**Request:** Write down every entry below once more, exactly.

**Data provided:**
================
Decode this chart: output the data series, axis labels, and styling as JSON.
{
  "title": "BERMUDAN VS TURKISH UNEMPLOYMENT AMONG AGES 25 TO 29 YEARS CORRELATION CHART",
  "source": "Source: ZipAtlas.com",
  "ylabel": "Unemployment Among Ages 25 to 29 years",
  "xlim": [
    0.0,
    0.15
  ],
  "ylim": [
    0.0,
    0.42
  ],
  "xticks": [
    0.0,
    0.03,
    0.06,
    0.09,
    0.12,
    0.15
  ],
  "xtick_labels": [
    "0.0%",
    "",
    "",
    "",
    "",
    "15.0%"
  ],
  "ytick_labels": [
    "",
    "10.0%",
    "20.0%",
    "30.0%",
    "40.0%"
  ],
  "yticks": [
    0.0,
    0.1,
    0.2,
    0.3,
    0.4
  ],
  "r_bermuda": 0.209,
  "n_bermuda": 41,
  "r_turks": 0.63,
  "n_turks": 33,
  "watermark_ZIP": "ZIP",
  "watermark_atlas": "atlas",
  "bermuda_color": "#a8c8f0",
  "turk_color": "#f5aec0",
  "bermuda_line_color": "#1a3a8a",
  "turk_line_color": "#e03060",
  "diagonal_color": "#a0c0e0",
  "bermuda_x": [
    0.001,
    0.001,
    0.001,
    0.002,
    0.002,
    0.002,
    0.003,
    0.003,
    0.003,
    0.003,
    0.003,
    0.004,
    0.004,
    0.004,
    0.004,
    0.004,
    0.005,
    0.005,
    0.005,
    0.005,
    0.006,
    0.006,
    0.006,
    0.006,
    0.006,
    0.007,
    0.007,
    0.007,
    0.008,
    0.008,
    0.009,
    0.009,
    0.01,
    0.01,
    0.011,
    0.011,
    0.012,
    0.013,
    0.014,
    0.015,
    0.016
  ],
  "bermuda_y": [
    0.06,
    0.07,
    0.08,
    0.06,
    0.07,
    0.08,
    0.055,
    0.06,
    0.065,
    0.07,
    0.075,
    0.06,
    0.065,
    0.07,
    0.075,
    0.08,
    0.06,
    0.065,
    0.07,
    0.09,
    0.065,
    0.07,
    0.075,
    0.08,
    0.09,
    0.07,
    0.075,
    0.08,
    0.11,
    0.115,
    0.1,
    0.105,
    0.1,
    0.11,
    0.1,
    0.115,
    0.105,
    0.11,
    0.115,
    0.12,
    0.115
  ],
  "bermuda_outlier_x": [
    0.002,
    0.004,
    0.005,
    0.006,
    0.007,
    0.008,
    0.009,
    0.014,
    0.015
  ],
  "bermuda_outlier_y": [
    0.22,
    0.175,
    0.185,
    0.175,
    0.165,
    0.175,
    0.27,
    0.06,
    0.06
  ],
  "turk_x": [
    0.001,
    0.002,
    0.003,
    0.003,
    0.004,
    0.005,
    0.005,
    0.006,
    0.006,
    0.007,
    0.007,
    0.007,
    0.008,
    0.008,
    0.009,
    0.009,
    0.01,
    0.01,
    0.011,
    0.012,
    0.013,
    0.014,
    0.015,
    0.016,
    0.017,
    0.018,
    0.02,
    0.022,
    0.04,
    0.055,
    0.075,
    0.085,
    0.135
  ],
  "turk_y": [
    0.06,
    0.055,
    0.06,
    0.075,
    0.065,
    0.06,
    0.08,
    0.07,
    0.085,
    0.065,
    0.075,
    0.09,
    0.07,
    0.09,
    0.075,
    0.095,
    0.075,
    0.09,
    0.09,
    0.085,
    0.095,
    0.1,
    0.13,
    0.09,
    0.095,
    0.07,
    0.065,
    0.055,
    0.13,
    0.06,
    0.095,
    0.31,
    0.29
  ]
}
================
**Result below:**
Decode this chart: output the data series, axis labels, and styling as JSON.
{
  "title": "BERMUDAN VS TURKISH UNEMPLOYMENT AMONG AGES 25 TO 29 YEARS CORRELATION CHART",
  "source": "Source: ZipAtlas.com",
  "ylabel": "Unemployment Among Ages 25 to 29 years",
  "xlim": [
    0.0,
    0.15
  ],
  "ylim": [
    0.0,
    0.42
  ],
  "xticks": [
    0.0,
    0.03,
    0.06,
    0.09,
    0.12,
    0.15
  ],
  "xtick_labels": [
    "0.0%",
    "",
    "",
    "",
    "",
    "15.0%"
  ],
  "ytick_labels": [
    "",
    "10.0%",
    "20.0%",
    "30.0%",
    "40.0%"
  ],
  "yticks": [
    0.0,
    0.1,
    0.2,
    0.3,
    0.4
  ],
  "r_bermuda": 0.209,
  "n_bermuda": 41,
  "r_turks": 0.63,
  "n_turks": 33,
  "watermark_ZIP": "ZIP",
  "watermark_atlas": "atlas",
  "bermuda_color": "#a8c8f0",
  "turk_color": "#f5aec0",
  "bermuda_line_color": "#1a3a8a",
  "turk_line_color": "#e03060",
  "diagonal_color": "#a0c0e0",
  "bermuda_x": [
    0.001,
    0.001,
    0.001,
    0.002,
    0.002,
    0.002,
    0.003,
    0.003,
    0.003,
    0.003,
    0.003,
    0.004,
    0.004,
    0.004,
    0.004,
    0.004,
    0.005,
    0.005,
    0.005,
    0.005,
    0.006,
    0.006,
    0.006,
    0.006,
    0.006,
    0.007,
    0.007,
    0.007,
    0.008,
    0.008,
    0.009,
    0.009,
    0.01,
    0.01,
    0.011,
    0.011,
    0.012,
    0.013,
    0.014,
    0.015,
    0.016
  ],
  "bermuda_y": [
    0.06,
    0.07,
    0.08,
    0.06,
    0.07,
    0.08,
    0.055,
    0.06,
    0.065,
    0.07,
    0.075,
    0.06,
    0.065,
    0.07,
    0.075,
    0.08,
    0.06,
    0.065,
    0.07,
    0.09,
    0.065,
    0.07,
    0.075,
    0.08,
    0.09,
    0.07,
    0.075,
    0.08,
    0.11,
    0.115,
    0.1,
    0.105,
    0.1,
    0.11,
    0.1,
    0.115,
    0.105,
    0.11,
    0.115,
    0.12,
    0.115
  ],
  "bermuda_outlier_x": [
    0.002,
    0.004,
    0.005,
    0.006,
    0.007,
    0.008,
    0.009,
    0.014,
    0.015
  ],
  "bermuda_outlier_y": [
    0.22,
    0.175,
    0.185,
    0.175,
    0.165,
    0.175,
    0.27,
    0.06,
    0.06
  ],
  "turk_x": [
    0.001,
    0.002,
    0.003,
    0.003,
    0.004,
    0.005,
    0.005,
    0.006,
    0.006,
    0.007,
    0.007,
    0.007,
    0.008,
    0.008,
    0.009,
    0.009,
    0.01,
    0.01,
    0.011,
    0.012,
    0.013,
    0.014,
    0.015,
    0.016,
    0.017,
    0.018,
    0.02,
    0.022,
    0.04,
    0.055,
    0.075,
    0.085,
    0.135
  ],
  "turk_y": [
    0.06,
    0.055,
    0.06,
    0.075,
    0.065,
    0.06,
    0.08,
    0.07,
    0.085,
    0.065,
    0.075,
    0.09,
    0.07,
    0.09,
    0.075,
    0.095,
    0.075,
    0.09,
    0.09,
    0.085,
    0.095,
    0.1,
    0.13,
    0.09,
    0.095,
    0.07,
    0.065,
    0.055,
    0.13,
    0.06,
    0.095,
    0.31,
    0.29
  ]
}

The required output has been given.